* GESTELLTE AUFGABE A
Filtere aus der unten stehenden Auflistung jede Zeile heraus, die die Zeichenfolge „sweatshirt“ enthält, und gib diese Zeilen unverändert wieder.

* AUSGEWÄHLTER TEXTAUSZUG
•••••
Als Robert 1911 vom Langholzfahren aus dem Sägewerk zurückkommt, sieht er aus der Ferne ein Feuer und fragt einen entgegenkommenden Radfahrer, wo es brennt ? „Na, bei dir !“ ist die Antwort. Als er in rasender Eile zu Hause ankommt, ist bereits alles niedergebrannt und die Familie konnte nur das nackte Leben retten. Aus Kummer über diesen Schicksalsschlag - das Haus war nicht versichert - wird Robert krank und stirbt später.
Seine Frau Pauline muss in Nachbarschaftshilfe das Haus wieder aufbauen und 8 unmündige Kinder durchbringen. Die Stiefkinder waren bereits groß oder gestorben. Pauline meistert ihr schweres Los. Alle Kinder lernen einen Beruf und als in den dreißiger Jahren das Haus erneut niederbrennt, ist der größte Schaden durch eine Feuerversicherung abgedeckt.
August Rönsch (1854-1928) wird 1854 in Oberschönfeld geboren. Er erlernt das Maurerhandwerk und heiratet Emilie Kullmann aus Klein-Gollnisch. Man bewohnt eine armselige Hütte mit Strohdach und Ziegelfußboden. Drei Kinder werden geboren. Die gesamte Familie schläft auf Strohsäcken in einem einzigen, kleinen Zimmer.
Zum Haus gehören 1½ ha Land und etwa 1 ha Wald. Zuständig für die Bearbeitung des Landes ist Ehefrau Emilie, die vom Ertrag die Familie durchzubringen muss; ausgestattet mit 1-2 Kühen, etlichen Hühnern und Gänsen und zwei Schweinen. Ein Schwein wird jeweils verkauft, das andere nach und nach gegessen. Zur Konservierung wird es mit Salzlauge eingepökelt und in einer Zementwanne aufbewahrt.
•••••
* VORLIEGENDE AUFLISTUNG
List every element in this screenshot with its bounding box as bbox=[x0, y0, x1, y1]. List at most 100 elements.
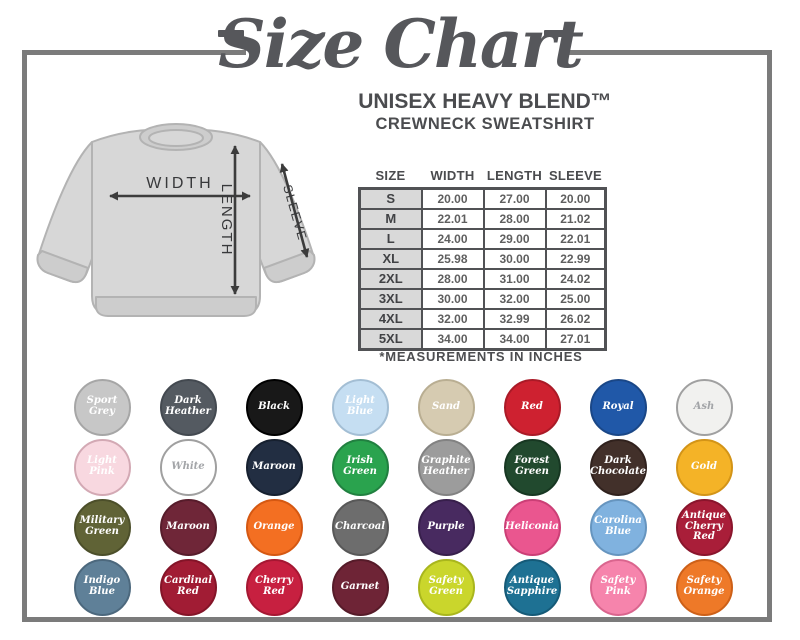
color-swatch-label: Antique Sapphire bbox=[506, 575, 558, 597]
size-cell: 5XL bbox=[358, 328, 423, 351]
size-cell: 3XL bbox=[358, 288, 423, 310]
swatch-light-pink: Light Pink bbox=[73, 438, 131, 496]
col-header-width: WIDTH bbox=[430, 168, 475, 183]
length-cell: 28.00 bbox=[482, 208, 547, 230]
size-table: SIZE WIDTH LENGTH SLEEVE S 20.00 27.00 2… bbox=[358, 168, 607, 351]
size-cell: 2XL bbox=[358, 268, 423, 290]
width-cell: 25.98 bbox=[420, 248, 485, 270]
sleeve-cell: 27.01 bbox=[544, 328, 607, 351]
width-cell: 30.00 bbox=[420, 288, 485, 310]
color-swatch-label: Purple bbox=[427, 520, 465, 532]
sleeve-cell: 20.00 bbox=[544, 187, 607, 210]
swatch-military-green: Military Green bbox=[73, 498, 131, 556]
frame-border-bottom bbox=[22, 617, 772, 622]
color-swatch-label: Dark Heather bbox=[165, 395, 211, 417]
width-arrow-label: WIDTH bbox=[146, 175, 213, 192]
color-swatch-grid: Sport Grey Dark Heather Black Light Blue… bbox=[59, 377, 747, 617]
length-cell: 32.00 bbox=[482, 288, 547, 310]
color-swatch-label: Carolina Blue bbox=[594, 515, 642, 537]
swatch-gold: Gold bbox=[675, 438, 733, 496]
width-cell: 24.00 bbox=[420, 228, 485, 250]
color-swatch-label: Safety Pink bbox=[600, 575, 636, 597]
swatch-antique-cherry-red: Antique Cherry Red bbox=[675, 498, 733, 556]
color-swatch-label: Dark Chocolate bbox=[590, 455, 646, 477]
length-cell: 34.00 bbox=[482, 328, 547, 351]
sleeve-cell: 21.02 bbox=[544, 208, 607, 230]
width-cell: 20.00 bbox=[420, 187, 485, 210]
swatch-dark-chocolate: Dark Chocolate bbox=[589, 438, 647, 496]
col-header-length: LENGTH bbox=[486, 168, 543, 183]
swatch-charcoal: Charcoal bbox=[331, 498, 389, 556]
length-cell: 30.00 bbox=[482, 248, 547, 270]
color-swatch-label: Maroon bbox=[166, 520, 210, 532]
color-swatch-label: Light Blue bbox=[345, 395, 375, 417]
swatch-white: White bbox=[159, 438, 217, 496]
sleeve-arrow bbox=[279, 163, 310, 258]
swatch-graphite-heather: Graphite Heather bbox=[417, 438, 475, 496]
col-header-sleeve: SLEEVE bbox=[548, 168, 603, 183]
length-cell: 32.99 bbox=[482, 308, 547, 330]
title-dash-left bbox=[218, 30, 244, 37]
frame-border-left bbox=[22, 50, 27, 622]
length-cell: 27.00 bbox=[482, 187, 547, 210]
swatch-safety-orange: Safety Orange bbox=[675, 558, 733, 616]
table-row: XL 25.98 30.00 22.99 bbox=[358, 248, 607, 270]
table-row: M 22.01 28.00 21.02 bbox=[358, 208, 607, 230]
sweatshirt-graphic bbox=[36, 123, 316, 317]
table-row: S 20.00 27.00 20.00 bbox=[358, 187, 607, 210]
sweatshirt-measurement-diagram: WIDTH LENGTH SLEEVE bbox=[36, 123, 316, 317]
size-cell: M bbox=[358, 208, 423, 230]
swatch-forest-green: Forest Green bbox=[503, 438, 561, 496]
width-cell: 32.00 bbox=[420, 308, 485, 330]
swatch-heliconia: Heliconia bbox=[503, 498, 561, 556]
swatch-sport-grey: Sport Grey bbox=[73, 378, 131, 436]
color-swatch-label: White bbox=[171, 460, 205, 472]
width-cell: 22.01 bbox=[420, 208, 485, 230]
color-swatch-label: Antique Cherry Red bbox=[681, 509, 727, 543]
swatch-safety-pink: Safety Pink bbox=[589, 558, 647, 616]
swatch-ash: Ash bbox=[675, 378, 733, 436]
color-swatch-label: Cherry Red bbox=[255, 575, 293, 597]
table-row: 5XL 34.00 34.00 27.01 bbox=[358, 328, 607, 351]
color-swatch-label: Orange bbox=[253, 520, 295, 532]
color-swatch-label: Graphite Heather bbox=[421, 455, 471, 477]
swatch-purple: Purple bbox=[417, 498, 475, 556]
frame-border-top-left bbox=[22, 50, 246, 55]
color-swatch-label: Light Pink bbox=[87, 455, 117, 477]
measurements-note: *MEASUREMENTS IN INCHES bbox=[379, 349, 583, 364]
size-table-header-row: SIZE WIDTH LENGTH SLEEVE bbox=[360, 168, 606, 189]
swatch-maroon: Maroon bbox=[159, 498, 217, 556]
table-row: 4XL 32.00 32.99 26.02 bbox=[358, 308, 607, 330]
width-cell: 34.00 bbox=[420, 328, 485, 351]
table-row: L 24.00 29.00 22.01 bbox=[358, 228, 607, 250]
swatch-black: Black bbox=[245, 378, 303, 436]
swatch-dark-heather: Dark Heather bbox=[159, 378, 217, 436]
color-swatch-label: Charcoal bbox=[335, 520, 386, 532]
measurement-arrows bbox=[109, 145, 310, 295]
color-swatch-label: Maroon bbox=[252, 460, 296, 472]
title-dash-right bbox=[544, 30, 570, 37]
sleeve-cell: 26.02 bbox=[544, 308, 607, 330]
swatch-red: Red bbox=[503, 378, 561, 436]
color-swatch-label: Garnet bbox=[340, 580, 380, 592]
swatch-irish-green: Irish Green bbox=[331, 438, 389, 496]
page-title: Size Chart bbox=[218, 5, 584, 83]
color-swatch-label: Safety Orange bbox=[683, 575, 725, 597]
color-swatch-label: Indigo Blue bbox=[83, 575, 121, 597]
color-swatch-label: Black bbox=[258, 400, 290, 412]
swatch-royal: Royal bbox=[589, 378, 647, 436]
size-cell: 4XL bbox=[358, 308, 423, 330]
color-swatch-label: Gold bbox=[690, 460, 717, 472]
length-arrow-label: LENGTH bbox=[218, 184, 235, 257]
sleeve-cell: 22.01 bbox=[544, 228, 607, 250]
color-swatch-label: Ash bbox=[693, 400, 715, 412]
size-cell: L bbox=[358, 228, 423, 250]
color-swatch-label: Red bbox=[521, 400, 543, 412]
frame-border-top-right bbox=[560, 50, 772, 55]
size-cell: S bbox=[358, 187, 423, 210]
table-row: 3XL 30.00 32.00 25.00 bbox=[358, 288, 607, 310]
table-row: 2XL 28.00 31.00 24.02 bbox=[358, 268, 607, 290]
color-swatch-label: Sand bbox=[432, 400, 460, 412]
color-swatch-label: Royal bbox=[602, 400, 634, 412]
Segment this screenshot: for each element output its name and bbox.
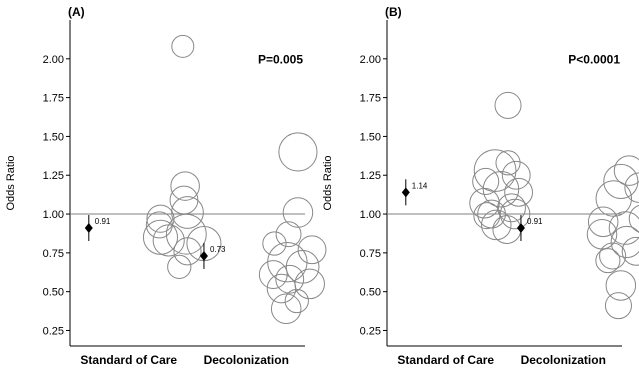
study-bubble [605, 270, 637, 301]
study-bubble [152, 224, 185, 257]
study-bubble [599, 242, 627, 270]
study-bubble [624, 172, 639, 203]
y-tick-label: 0.75 [360, 248, 381, 260]
mean-value-label: 0.91 [95, 217, 111, 226]
study-bubble [146, 204, 175, 233]
study-bubble [628, 204, 639, 233]
study-bubble [142, 219, 179, 255]
study-bubble [495, 150, 521, 176]
study-bubble [492, 215, 522, 244]
study-bubble [501, 160, 531, 190]
study-bubble [266, 273, 297, 304]
study-bubble [278, 132, 318, 172]
y-tick-label: 0.25 [43, 325, 64, 337]
p-value-label: P<0.0001 [568, 52, 620, 66]
study-bubble [294, 268, 325, 300]
mean-marker [84, 223, 93, 234]
study-bubble [165, 213, 207, 255]
p-value-label: P=0.005 [258, 52, 303, 66]
x-category-label: Standard of Care [397, 353, 494, 367]
y-axis-title: Odds Ratio [322, 155, 334, 210]
study-bubble [504, 177, 534, 207]
y-tick-label: 1.25 [43, 170, 64, 182]
y-tick-label: 1.00 [360, 209, 381, 221]
study-bubble [481, 209, 512, 241]
study-bubble [275, 221, 302, 248]
study-bubble [472, 167, 500, 195]
study-bubble [262, 231, 287, 256]
y-tick-label: 0.25 [360, 325, 381, 337]
study-bubble [258, 260, 288, 290]
study-bubble [171, 34, 195, 58]
study-bubble [469, 187, 500, 219]
study-bubble [608, 211, 639, 245]
study-bubble [473, 149, 517, 192]
study-bubble [610, 225, 639, 259]
study-bubble [603, 163, 639, 199]
study-bubble [297, 235, 327, 265]
study-bubble [284, 288, 309, 314]
study-bubble [270, 293, 302, 325]
mean-value-label: 0.91 [527, 217, 543, 226]
y-tick-label: 1.50 [360, 131, 381, 143]
panel-label: (A) [68, 5, 85, 19]
study-bubble [613, 155, 639, 186]
study-bubble [499, 198, 531, 230]
study-bubble [473, 202, 501, 230]
y-tick-label: 2.00 [43, 54, 64, 66]
study-bubble [171, 196, 204, 229]
x-category-label: Standard of Care [80, 353, 177, 367]
y-tick-label: 0.50 [360, 287, 381, 299]
study-bubble [170, 171, 200, 201]
study-bubble [587, 206, 619, 238]
x-category-label: Decolonization [521, 353, 606, 367]
y-tick-label: 0.50 [43, 287, 64, 299]
mean-marker [516, 223, 525, 234]
study-bubble [595, 248, 621, 274]
study-bubble [173, 237, 202, 266]
y-tick-label: 1.50 [43, 131, 64, 143]
y-axis-title: Odds Ratio [5, 155, 17, 210]
y-tick-label: 0.75 [43, 248, 64, 260]
study-bubble [604, 292, 632, 320]
study-bubble [167, 254, 192, 279]
study-bubble [621, 236, 639, 266]
y-tick-label: 1.00 [43, 209, 64, 221]
x-category-label: Decolonization [204, 353, 289, 367]
mean-marker [401, 187, 410, 198]
y-tick-label: 1.75 [43, 93, 64, 105]
study-bubble [275, 264, 305, 294]
study-bubble [586, 218, 618, 250]
study-bubble [482, 170, 520, 208]
y-tick-label: 1.75 [360, 93, 381, 105]
study-bubble [494, 91, 522, 119]
mean-value-label: 0.73 [210, 245, 226, 254]
study-bubble [282, 197, 314, 228]
mean-marker [199, 250, 208, 261]
mean-value-label: 1.14 [412, 181, 428, 190]
y-tick-label: 1.25 [360, 170, 381, 182]
y-tick-label: 2.00 [360, 54, 381, 66]
panel-label: (B) [385, 5, 402, 19]
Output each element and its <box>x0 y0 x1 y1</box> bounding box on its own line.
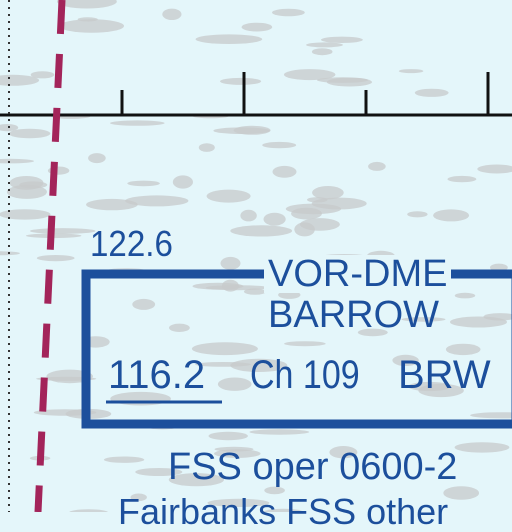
comm-frequency-label: 122.6 <box>90 223 173 264</box>
airspace-boundary-line <box>34 0 66 512</box>
map-canvas <box>0 0 512 512</box>
navaid-type-label: VOR-DME <box>264 255 452 293</box>
fss-note-line2: Fairbanks FSS other <box>118 491 449 532</box>
navaid-identifier-label: BRW <box>398 353 491 397</box>
navaid-frequency-label: 116.2 <box>108 353 206 397</box>
terrain-shading <box>0 0 512 512</box>
fss-note-line1: FSS oper 0600-2 <box>168 446 458 488</box>
navaid-name-label: BARROW <box>268 294 439 336</box>
navaid-channel-label: Ch 109 <box>250 353 360 397</box>
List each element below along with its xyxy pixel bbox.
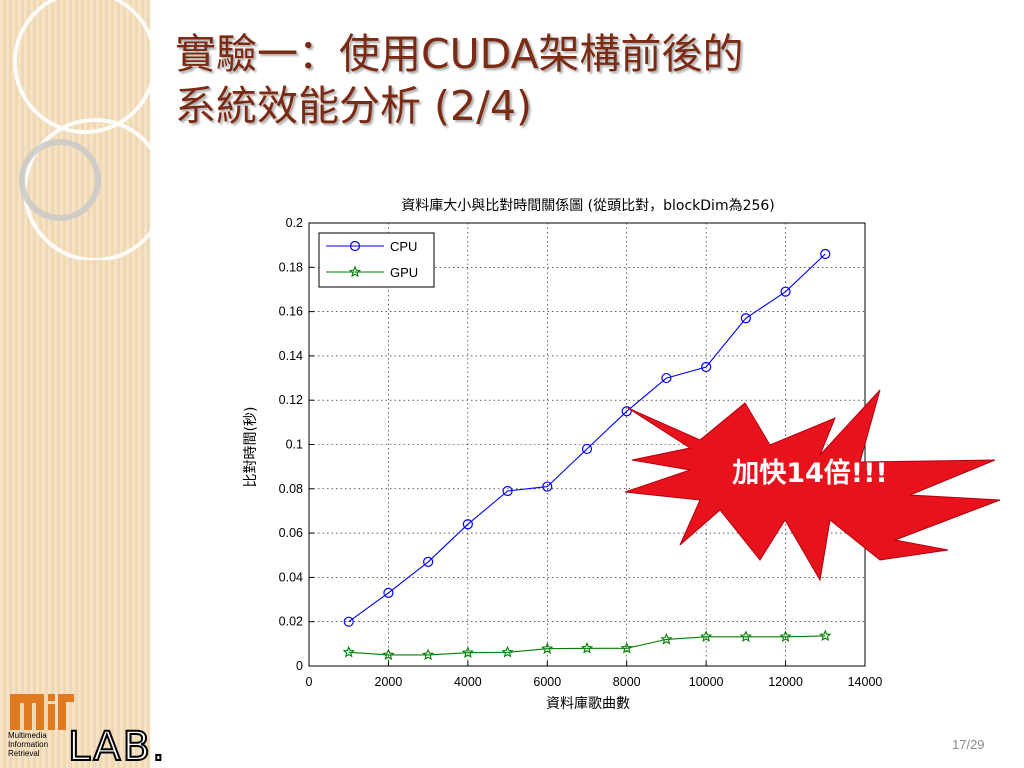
speedup-callout: 加快14倍!!! xyxy=(624,389,1001,582)
series-line-cpu xyxy=(348,253,826,623)
speedup-callout-text: 加快14倍!!! xyxy=(732,457,888,489)
series-gpu xyxy=(342,629,832,661)
y-tick-label: 0 xyxy=(296,659,303,673)
data-point-gpu xyxy=(382,648,395,661)
x-axis-label: 資料庫歌曲數 xyxy=(546,695,630,712)
legend: CPU GPU xyxy=(318,232,435,288)
data-point-cpu xyxy=(621,406,632,417)
y-tick-label: 0.16 xyxy=(279,305,303,319)
logo-caption-2: Information xyxy=(8,740,48,749)
legend-label-gpu: GPU xyxy=(390,265,418,280)
x-tick-label: 14000 xyxy=(848,675,883,689)
data-point-gpu xyxy=(501,645,514,658)
y-tick-label: 0.04 xyxy=(279,570,303,584)
y-axis: 0 0.02 0.04 0.06 0.08 0.1 0.12 0.14 0.16 0.18 0.2 xyxy=(279,216,314,673)
x-tick-label: 12000 xyxy=(768,675,803,689)
slide-title: 實驗一：使用CUDA架構前後的 系統效能分析 (2/4) xyxy=(175,28,975,132)
x-tick-label: 2000 xyxy=(375,675,403,689)
data-point-cpu xyxy=(581,443,593,455)
slide-title-line-1: 實驗一：使用CUDA架構前後的 xyxy=(175,30,744,78)
data-point-gpu xyxy=(779,630,792,642)
y-tick-label: 0.02 xyxy=(279,615,303,629)
data-point-gpu xyxy=(461,646,474,658)
x-tick-label: 0 xyxy=(306,675,313,689)
mir-logo-mark xyxy=(10,694,74,730)
data-point-cpu xyxy=(740,313,751,324)
legend-marker-cpu xyxy=(349,240,361,252)
legend-box xyxy=(318,232,435,288)
data-point-cpu xyxy=(820,248,831,260)
data-point-cpu xyxy=(383,587,394,599)
chart-title: 資料庫大小與比對時間關係圖 (從頭比對，blockDim為256) xyxy=(401,197,775,214)
x-tick-label: 8000 xyxy=(613,675,641,689)
data-point-gpu xyxy=(700,630,713,642)
data-point-cpu xyxy=(701,361,712,373)
x-tick-label: 10000 xyxy=(689,675,724,689)
data-point-cpu xyxy=(462,519,473,530)
x-axis: 0 2000 4000 6000 8000 10000 12000 14000 xyxy=(306,661,883,689)
x-tick-label: 4000 xyxy=(454,675,482,689)
y-tick-label: 0.14 xyxy=(279,349,303,363)
mir-lab-logo: Multimedia Information Retrieval LAB. xyxy=(8,694,167,762)
y-axis-label: 比對時間(秒) xyxy=(243,407,259,488)
x-tick-label: 6000 xyxy=(533,675,561,689)
data-point-gpu xyxy=(819,629,832,642)
logo-lab-text: LAB. xyxy=(68,724,167,762)
data-point-gpu xyxy=(739,630,752,642)
data-point-gpu xyxy=(660,632,673,645)
data-point-cpu xyxy=(661,372,672,384)
legend-marker-gpu xyxy=(348,265,362,278)
y-tick-label: 0.1 xyxy=(286,438,303,452)
data-point-cpu xyxy=(780,286,791,297)
slide-title-line-2: 系統效能分析 (2/4) xyxy=(175,82,533,130)
data-point-cpu xyxy=(502,485,513,497)
page-number: 17/29 xyxy=(952,737,985,752)
logo-caption-1: Multimedia xyxy=(8,731,47,740)
series-cpu xyxy=(343,248,831,627)
y-tick-label: 0.12 xyxy=(279,393,303,407)
data-point-gpu xyxy=(580,641,594,654)
y-tick-label: 0.18 xyxy=(279,260,303,274)
data-point-gpu xyxy=(422,648,435,661)
data-point-cpu xyxy=(542,481,553,492)
data-point-gpu xyxy=(620,641,633,654)
y-tick-label: 0.2 xyxy=(286,216,303,230)
logo-caption-3: Retrieval xyxy=(8,749,40,758)
y-tick-label: 0.06 xyxy=(279,526,303,540)
series-layer xyxy=(342,248,832,661)
data-point-cpu xyxy=(343,616,354,627)
decorative-rings xyxy=(13,0,167,260)
y-tick-label: 0.08 xyxy=(279,482,303,496)
legend-label-cpu: CPU xyxy=(390,239,417,254)
starburst-shape xyxy=(624,389,1001,582)
data-point-gpu xyxy=(541,642,554,654)
data-point-gpu xyxy=(342,645,355,658)
data-point-cpu xyxy=(423,556,434,567)
series-line-gpu xyxy=(348,635,826,656)
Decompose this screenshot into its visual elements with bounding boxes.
•••••
* GESTELLTE AUFGABE B
Prüfe anhand des Textauszugs oben, ob die folgenden Aussagen zutreffen, und belege jede Antwort mit den entscheidenden Worten des Textes: (i) Roberts Haus war beim Brand 1911 versichert. (ii) August Rönsch erlernt das Maurerhandwerk. (iii) Für die Bearbeitung des Landes ist Emilie zuständig.

* VOLLSTÄNDIGE ANTWORT A
sweatshirt-graphic bbox=[36, 123, 316, 317]
sweatshirt-measurement-diagram: WIDTH LENGTH SLEEVE bbox=[36, 123, 316, 317]

* VOLLSTÄNDIGE ANTWORT B
(i) Nein: „das Haus war nicht versichert“.
(ii) Ja: „Er erlernt das Maurerhandwerk“.
(iii) Ja: „Zuständig für die Bearbeitung des Landes ist Ehefrau Emilie“.